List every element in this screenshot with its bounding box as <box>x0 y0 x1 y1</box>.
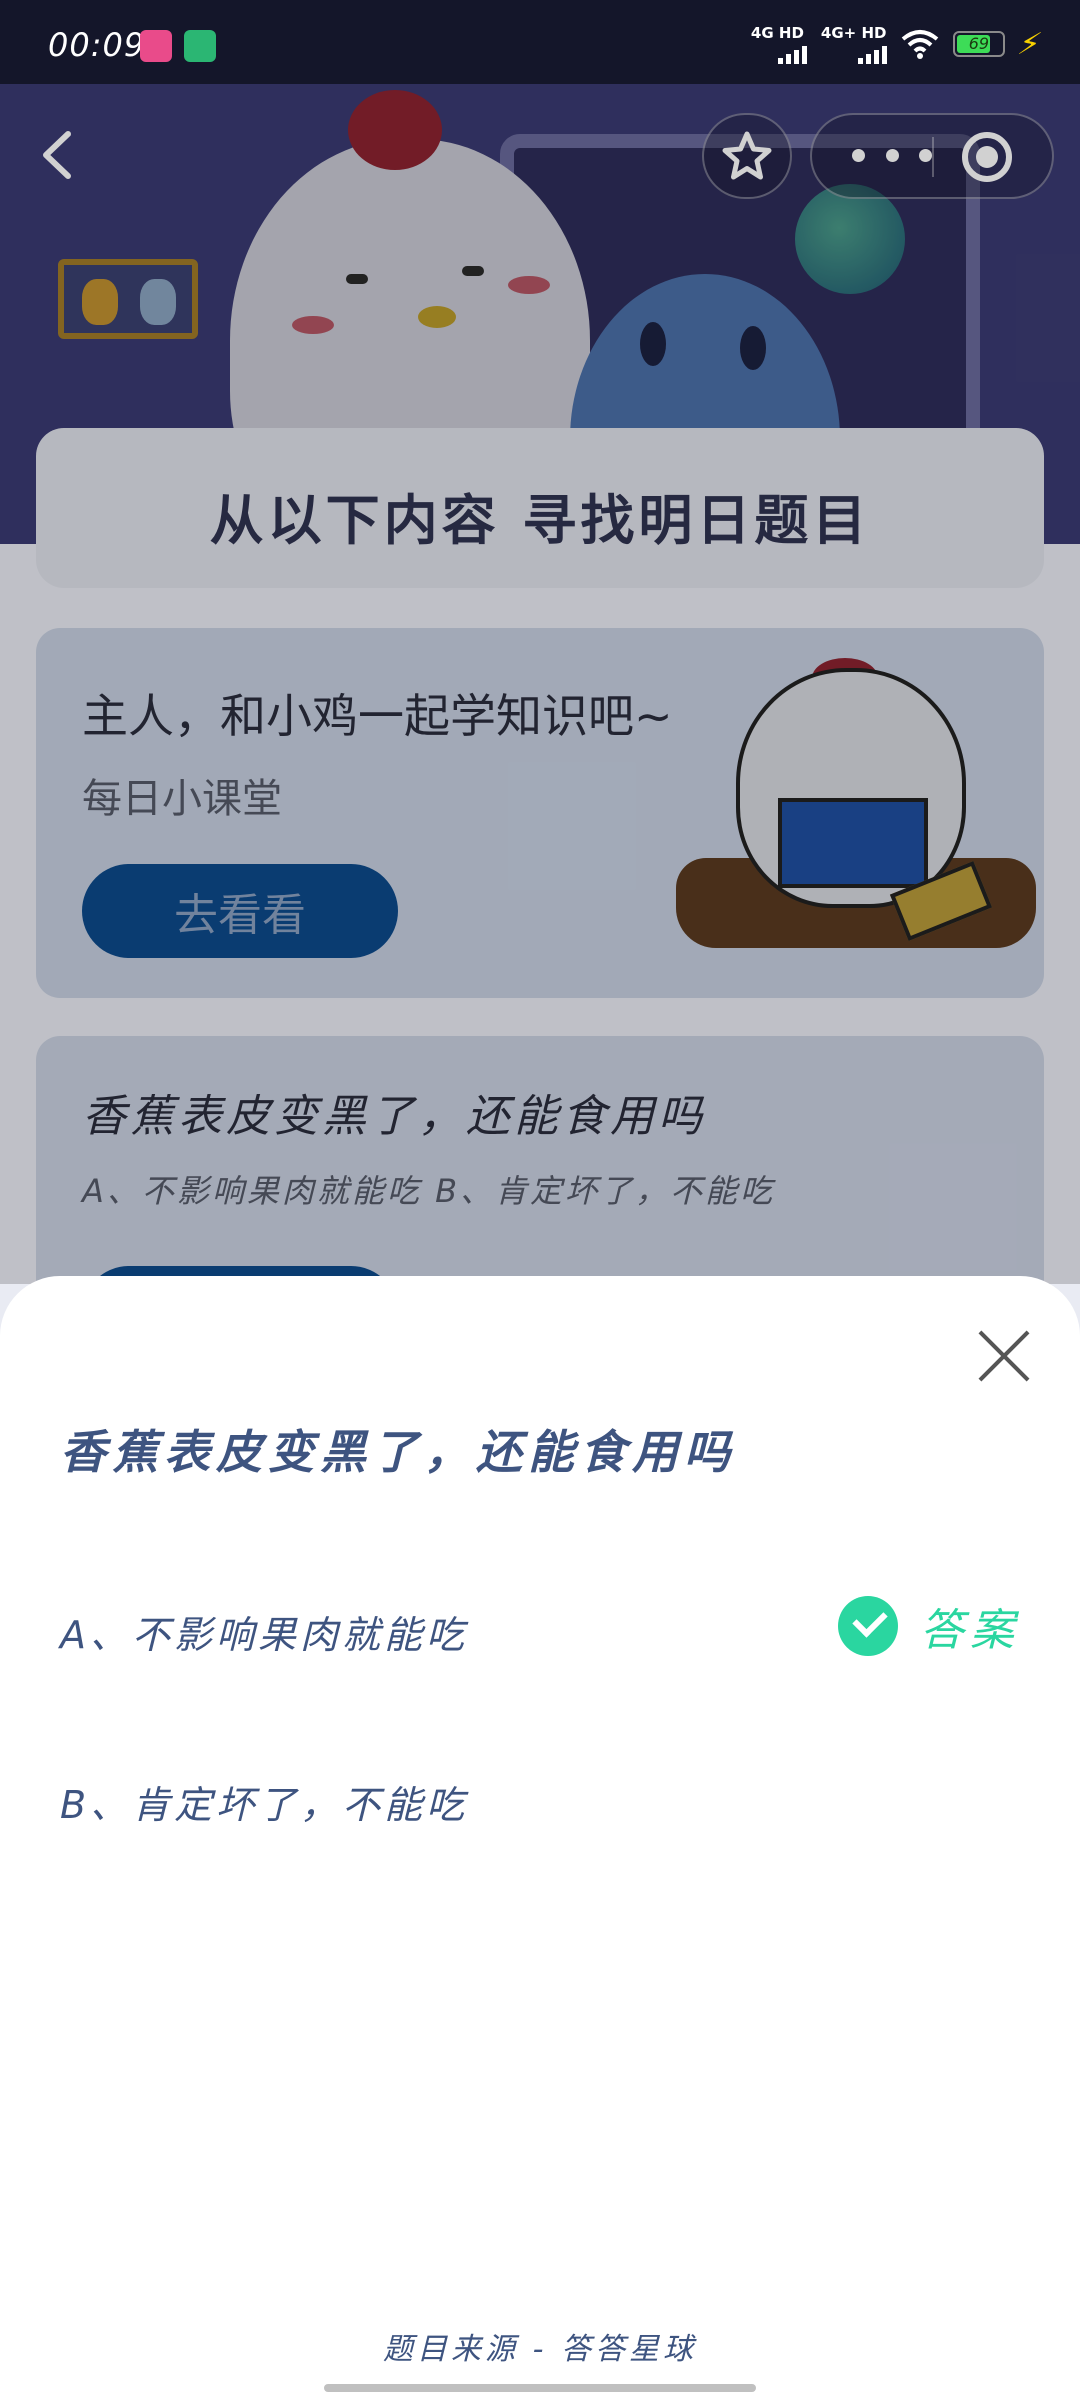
battery-icon: 69 <box>952 31 1005 57</box>
check-icon <box>838 1596 898 1656</box>
charging-icon: ⚡ <box>1014 26 1045 62</box>
mini-program-capsule <box>810 113 1054 199</box>
option-a[interactable]: A、不影响果肉就能吃 答案 <box>60 1566 1020 1686</box>
app-notification-icon <box>140 30 172 62</box>
back-icon[interactable] <box>30 120 86 190</box>
quiz-card-question: 香蕉表皮变黑了，还能食用吗 <box>82 1091 706 1142</box>
more-icon[interactable] <box>852 135 932 175</box>
medal-frame-illustration <box>58 259 198 339</box>
home-indicator[interactable] <box>324 2384 756 2392</box>
option-b[interactable]: B、肯定坏了，不能吃 <box>60 1736 1020 1856</box>
learn-card-subtitle: 每日小课堂 <box>82 776 282 822</box>
answer-marker: 答案 <box>838 1594 1020 1658</box>
sheet-question: 香蕉表皮变黑了，还能食用吗 <box>60 1425 736 1479</box>
go-see-button[interactable]: 去看看 <box>82 864 398 958</box>
status-time: 00:09 <box>48 26 146 64</box>
status-bar: 00:09 4G HD 4G+ HD 69 ⚡ <box>0 0 1080 84</box>
option-text: A、不影响果肉就能吃 <box>60 1613 468 1657</box>
target-icon[interactable] <box>962 132 1012 182</box>
globe-illustration <box>795 184 905 294</box>
quiz-card-options: A、不影响果肉就能吃 B、肯定坏了，不能吃 <box>82 1172 776 1210</box>
question-source: 题目来源 - 答答星球 <box>383 2332 697 2367</box>
app-notification-icon <box>184 30 216 62</box>
wifi-icon <box>901 30 939 59</box>
find-tomorrow-card: 从以下内容 寻找明日题目 <box>36 428 1044 588</box>
answer-label: 答案 <box>920 1605 1020 1656</box>
signal-icon: 4G+ HD <box>821 24 887 64</box>
signal-icon: 4G HD <box>751 24 807 64</box>
chicken-comb <box>348 90 442 170</box>
daily-class-card[interactable]: 主人，和小鸡一起学知识吧~ 每日小课堂 去看看 <box>36 628 1044 998</box>
find-title: 从以下内容 寻找明日题目 <box>209 489 871 552</box>
star-icon <box>722 131 772 180</box>
answer-sheet: 香蕉表皮变黑了，还能食用吗 A、不影响果肉就能吃 答案 B、肯定坏了，不能吃 题… <box>0 1276 1080 2400</box>
favorite-button[interactable] <box>702 113 792 199</box>
option-text: B、肯定坏了，不能吃 <box>60 1783 469 1827</box>
book-illustration <box>778 798 928 888</box>
learn-card-title: 主人，和小鸡一起学知识吧~ <box>82 689 673 743</box>
close-icon[interactable] <box>976 1328 1032 1384</box>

......

» Brief: Revise the material above by replacing "interactable" with "clickable" and leaving every other line unchanged. Leave out the picture.

» Answer in full:
List every element in this screenshot with its bounding box as <box>x0 y0 x1 y1</box>.
battery-icon: 69 <box>952 31 1005 57</box>
check-icon <box>838 1596 898 1656</box>
charging-icon: ⚡ <box>1014 26 1045 62</box>
mini-program-capsule <box>810 113 1054 199</box>
option-a[clickable]: A、不影响果肉就能吃 答案 <box>60 1566 1020 1686</box>
app-notification-icon <box>140 30 172 62</box>
back-icon[clickable] <box>30 120 86 190</box>
quiz-card-question: 香蕉表皮变黑了，还能食用吗 <box>82 1091 706 1142</box>
more-icon[clickable] <box>852 135 932 175</box>
medal-frame-illustration <box>58 259 198 339</box>
home-indicator[clickable] <box>324 2384 756 2392</box>
option-b[clickable]: B、肯定坏了，不能吃 <box>60 1736 1020 1856</box>
learn-card-subtitle: 每日小课堂 <box>82 776 282 822</box>
answer-marker: 答案 <box>838 1594 1020 1658</box>
sheet-question: 香蕉表皮变黑了，还能食用吗 <box>60 1425 736 1479</box>
go-see-button[clickable]: 去看看 <box>82 864 398 958</box>
status-time: 00:09 <box>48 26 146 64</box>
status-bar: 00:09 4G HD 4G+ HD 69 ⚡ <box>0 0 1080 84</box>
option-text: A、不影响果肉就能吃 <box>60 1613 468 1657</box>
target-icon[clickable] <box>962 132 1012 182</box>
globe-illustration <box>795 184 905 294</box>
quiz-card-options: A、不影响果肉就能吃 B、肯定坏了，不能吃 <box>82 1172 776 1210</box>
question-source: 题目来源 - 答答星球 <box>383 2332 697 2367</box>
app-notification-icon <box>184 30 216 62</box>
wifi-icon <box>901 30 939 59</box>
find-tomorrow-card: 从以下内容 寻找明日题目 <box>36 428 1044 588</box>
answer-label: 答案 <box>920 1605 1020 1656</box>
signal-icon: 4G+ HD <box>821 24 887 64</box>
signal-icon: 4G HD <box>751 24 807 64</box>
chicken-comb <box>348 90 442 170</box>
daily-class-card[clickable]: 主人，和小鸡一起学知识吧~ 每日小课堂 去看看 <box>36 628 1044 998</box>
find-title: 从以下内容 寻找明日题目 <box>209 489 871 552</box>
star-icon <box>722 131 772 180</box>
answer-sheet: 香蕉表皮变黑了，还能食用吗 A、不影响果肉就能吃 答案 B、肯定坏了，不能吃 题… <box>0 1276 1080 2400</box>
favorite-button[clickable] <box>702 113 792 199</box>
option-text: B、肯定坏了，不能吃 <box>60 1783 469 1827</box>
book-illustration <box>778 798 928 888</box>
learn-card-title: 主人，和小鸡一起学知识吧~ <box>82 689 673 743</box>
close-icon[clickable] <box>976 1328 1032 1384</box>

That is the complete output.